What is being asked
In the records below, find the line containing "OCR this image.", then copy that line and all lines after it, exactly, omitting every picture.

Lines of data
◆ ◆ ◆ ◆ ◆ ◆ ◆

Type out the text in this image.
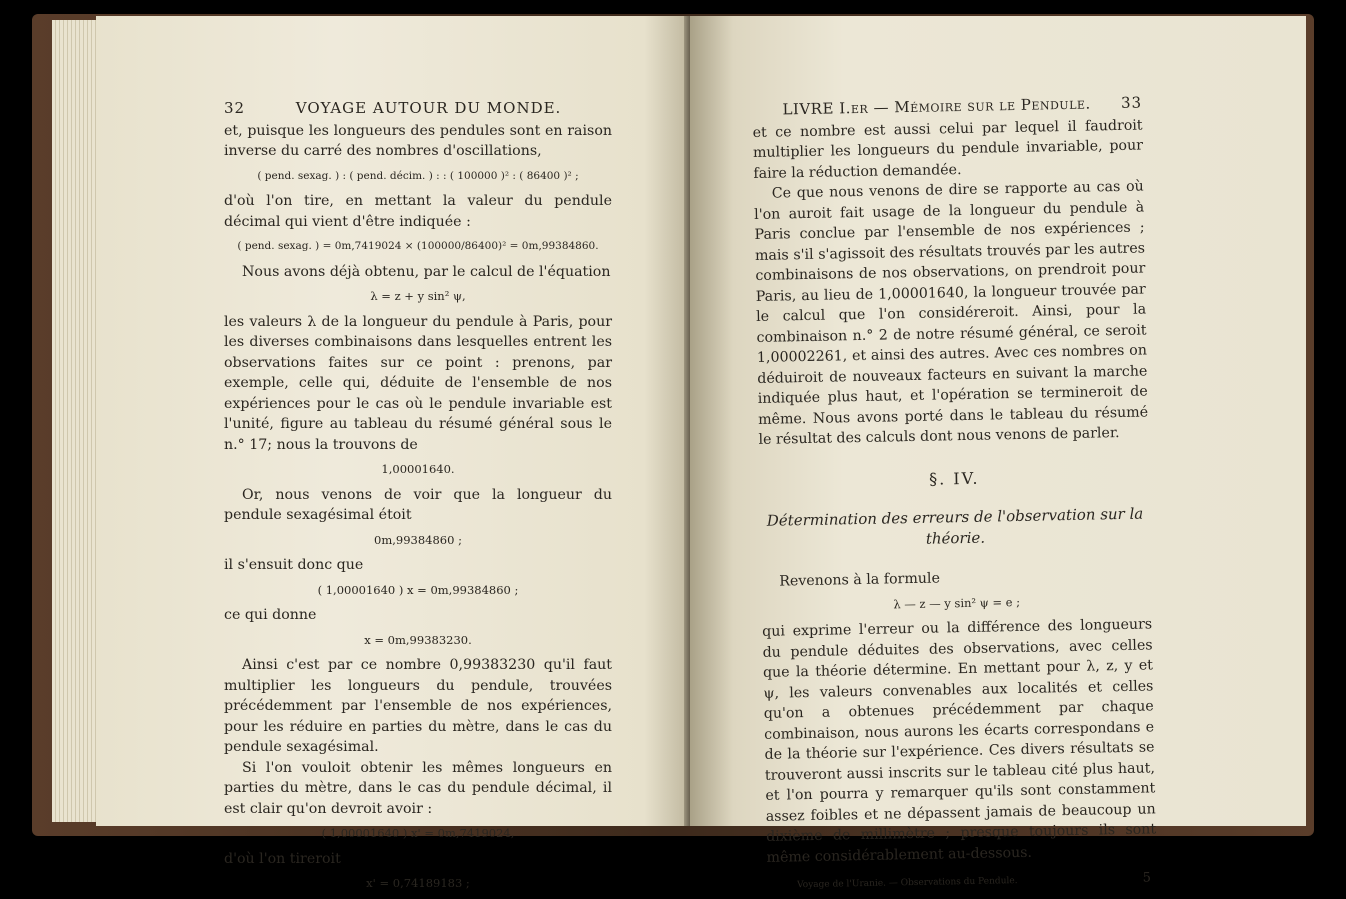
32	VOYAGE AUTOUR DU MONDE.

et, puisque les longueurs des pendules sont en raison inverse du carré des nombres d'oscillations,

( pend. sexag. ) : ( pend. décim. ) : : ( 100000 )² : ( 86400 )² ;

d'où l'on tire, en mettant la valeur du pendule décimal qui vient d'être indiquée :

( pend. sexag. ) = 0m,7419024 × (100000/86400)² = 0m,99384860.

Nous avons déjà obtenu, par le calcul de l'équation

λ = z + y sin² ψ,

les valeurs λ de la longueur du pendule à Paris, pour les diverses combinaisons dans lesquelles entrent les observations faites sur ce point : prenons, par exemple, celle qui, déduite de l'ensemble de nos expériences pour le cas où le pendule invariable est l'unité, figure au tableau du résumé général sous le n.° 17; nous la trouvons de

1,00001640.

Or, nous venons de voir que la longueur du pendule sexagésimal étoit

0m,99384860 ;

il s'ensuit donc que

( 1,00001640 ) x = 0m,99384860 ;

ce qui donne

x = 0m,99383230.

Ainsi c'est par ce nombre 0,99383230 qu'il faut multiplier les longueurs du pendule, trouvées précédemment par l'ensemble de nos expériences, pour les réduire en parties du mètre, dans le cas du pendule sexagésimal.

Si l'on vouloit obtenir les mêmes longueurs en parties du mètre, dans le cas du pendule décimal, il est clair qu'on devroit avoir :

( 1,00001640 ) x' = 0m,7419024,

d'où l'on tireroit

x' = 0,74189183 ;
LIVRE I.er — Mémoire sur le Pendule.	33

et ce nombre est aussi celui par lequel il faudroit multiplier les longueurs du pendule invariable, pour faire la réduction demandée.

Ce que nous venons de dire se rapporte au cas où l'on auroit fait usage de la longueur du pendule à Paris conclue par l'ensemble de nos expériences ; mais s'il s'agissoit des résultats trouvés par les autres combinaisons de nos observations, on prendroit pour Paris, au lieu de 1,00001640, la longueur trouvée par le calcul que l'on considéreroit. Ainsi, pour la combinaison n.° 2 de notre résumé général, ce seroit 1,00002261, et ainsi des autres. Avec ces nombres on déduiroit de nouveaux facteurs en suivant la marche indiquée plus haut, et l'opération se termineroit de même. Nous avons porté dans le tableau du résumé le résultat des calculs dont nous venons de parler.

§. IV.
Détermination des erreurs de l'observation sur la théorie.

Revenons à la formule

λ — z — y sin² ψ = e ;

qui exprime l'erreur ou la différence des longueurs du pendule déduites des observations, avec celles que la théorie détermine. En mettant pour λ, z, y et ψ, les valeurs convenables aux localités et celles qu'on a obtenues précédemment par chaque combinaison, nous aurons les écarts correspondans e de la théorie sur l'expérience. Ces divers résultats se trouveront aussi inscrits sur le tableau cité plus haut, et l'on pourra y remarquer qu'ils sont constamment assez foibles et ne dépassent jamais de beaucoup un dixième de millimètre ; presque toujours ils sont même considérablement au-dessous.

Voyage de l'Uranie. — Observations du Pendule.	5
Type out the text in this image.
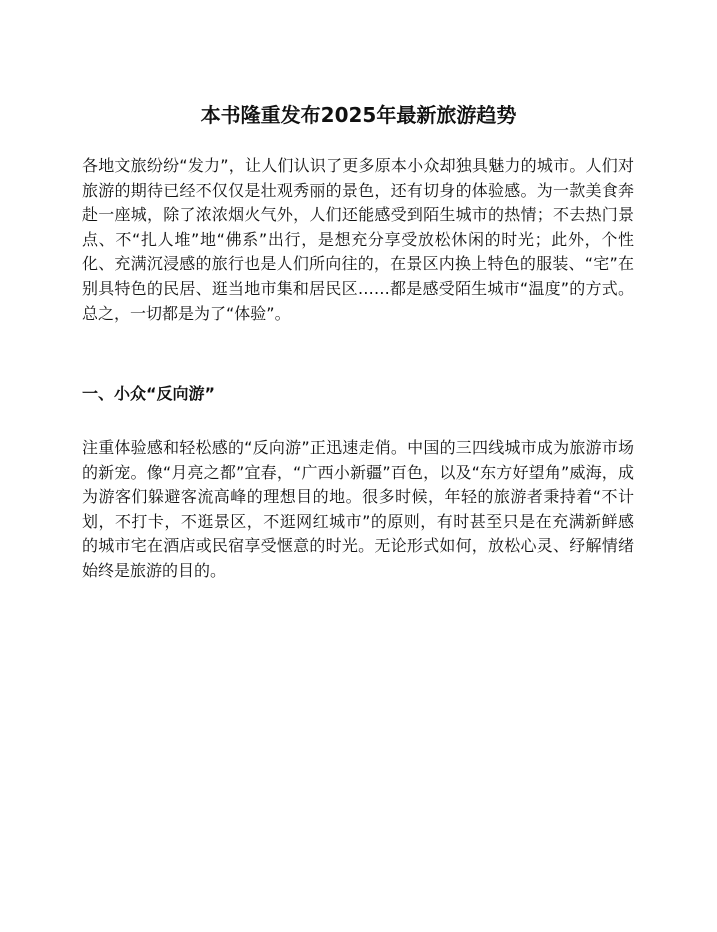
本书隆重发布2025年最新旅游趋势

各地文旅纷纷“发力”，让人们认识了更多原本小众却独具魅力的城市。人们对旅游的期待已经不仅仅是壮观秀丽的景色，还有切身的体验感。为一款美食奔赴一座城，除了浓浓烟火气外，人们还能感受到陌生城市的热情；不去热门景点、不“扎人堆”地“佛系”出行，是想充分享受放松休闲的时光；此外，个性化、充满沉浸感的旅行也是人们所向往的，在景区内换上特色的服装、“宅”在别具特色的民居、逛当地市集和居民区……都是感受陌生城市“温度”的方式。总之，一切都是为了“体验”。

一、小众“反向游”

注重体验感和轻松感的“反向游”正迅速走俏。中国的三四线城市成为旅游市场的新宠。像“月亮之都”宜春，“广西小新疆”百色，以及“东方好望角”威海，成为游客们躲避客流高峰的理想目的地。很多时候，年轻的旅游者秉持着“不计划，不打卡，不逛景区，不逛网红城市”的原则，有时甚至只是在充满新鲜感的城市宅在酒店或民宿享受惬意的时光。无论形式如何，放松心灵、纾解情绪始终是旅游的目的。
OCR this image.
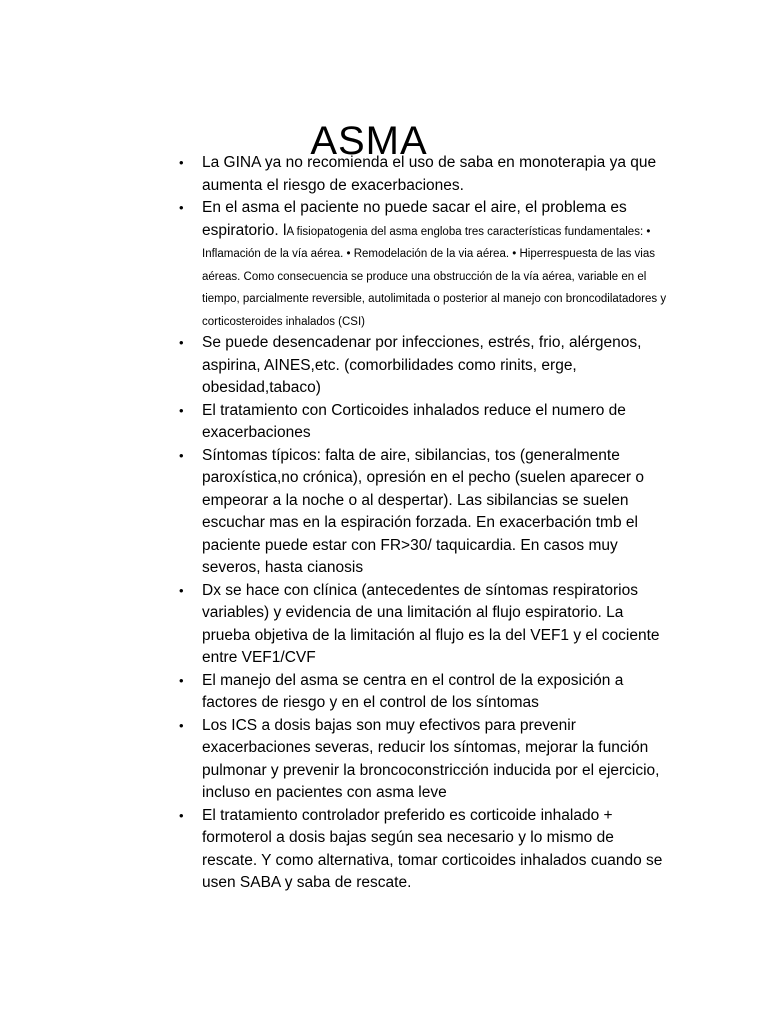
ASMA
• La GINA ya no recomienda el uso de saba en monoterapia ya que aumenta el riesgo de exacerbaciones.
• En el asma el paciente no puede sacar el aire, el problema es espiratorio. lA fisiopatogenia del asma engloba tres características fundamentales: • Inflamación de la vía aérea. • Remodelación de la via aérea. • Hiperrespuesta de las vias aéreas. Como consecuencia se produce una obstrucción de la vía aérea, variable en el tiempo, parcialmente reversible, autolimitada o posterior al manejo con broncodilatadores y corticosteroides inhalados (CSI)
• Se puede desencadenar por infecciones, estrés, frio, alérgenos, aspirina, AINES,etc. (comorbilidades como rinits, erge, obesidad,tabaco)
• El tratamiento con Corticoides inhalados reduce el numero de exacerbaciones
• Síntomas típicos: falta de aire, sibilancias, tos (generalmente paroxística,no crónica), opresión en el pecho (suelen aparecer o empeorar a la noche o al despertar). Las sibilancias se suelen escuchar mas en la espiración forzada. En exacerbación tmb el paciente puede estar con FR>30/ taquicardia. En casos muy severos, hasta cianosis
• Dx se hace con clínica (antecedentes de síntomas respiratorios variables) y evidencia de una limitación al flujo espiratorio. La prueba objetiva de la limitación al flujo es la del VEF1 y el cociente entre VEF1/CVF
• El manejo del asma se centra en el control de la exposición a factores de riesgo y en el control de los síntomas
• Los ICS a dosis bajas son muy efectivos para prevenir exacerbaciones severas, reducir los síntomas, mejorar la función pulmonar y prevenir la broncoconstricción inducida por el ejercicio, incluso en pacientes con asma leve
• El tratamiento controlador preferido es corticoide inhalado + formoterol a dosis bajas según sea necesario y lo mismo de rescate. Y como alternativa, tomar corticoides inhalados cuando se usen SABA y saba de rescate.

◆ ◆ ◆ ◆ ◆ ◆ ◆

Solution to the exercise
OCR this image.
ASMA
• La GINA ya no recomienda el uso de saba en monoterapia ya que aumenta el riesgo de exacerbaciones.
• En el asma el paciente no puede sacar el aire, el problema es espiratorio. lA fisiopatogenia del asma engloba tres características fundamentales: • Inflamación de la vía aérea. • Remodelación de la via aérea. • Hiperrespuesta de las vias aéreas. Como consecuencia se produce una obstrucción de la vía aérea, variable en el tiempo, parcialmente reversible, autolimitada o posterior al manejo con broncodilatadores y corticosteroides inhalados (CSI)
• Se puede desencadenar por infecciones, estrés, frio, alérgenos, aspirina, AINES,etc. (comorbilidades como rinits, erge, obesidad,tabaco)
• El tratamiento con Corticoides inhalados reduce el numero de exacerbaciones
• Síntomas típicos: falta de aire, sibilancias, tos (generalmente paroxística,no crónica), opresión en el pecho (suelen aparecer o empeorar a la noche o al despertar). Las sibilancias se suelen escuchar mas en la espiración forzada. En exacerbación tmb el paciente puede estar con FR>30/ taquicardia. En casos muy severos, hasta cianosis
• Dx se hace con clínica (antecedentes de síntomas respiratorios variables) y evidencia de una limitación al flujo espiratorio. La prueba objetiva de la limitación al flujo es la del VEF1 y el cociente entre VEF1/CVF
• El manejo del asma se centra en el control de la exposición a factores de riesgo y en el control de los síntomas
• Los ICS a dosis bajas son muy efectivos para prevenir exacerbaciones severas, reducir los síntomas, mejorar la función pulmonar y prevenir la broncoconstricción inducida por el ejercicio, incluso en pacientes con asma leve
• El tratamiento controlador preferido es corticoide inhalado + formoterol a dosis bajas según sea necesario y lo mismo de rescate. Y como alternativa, tomar corticoides inhalados cuando se usen SABA y saba de rescate.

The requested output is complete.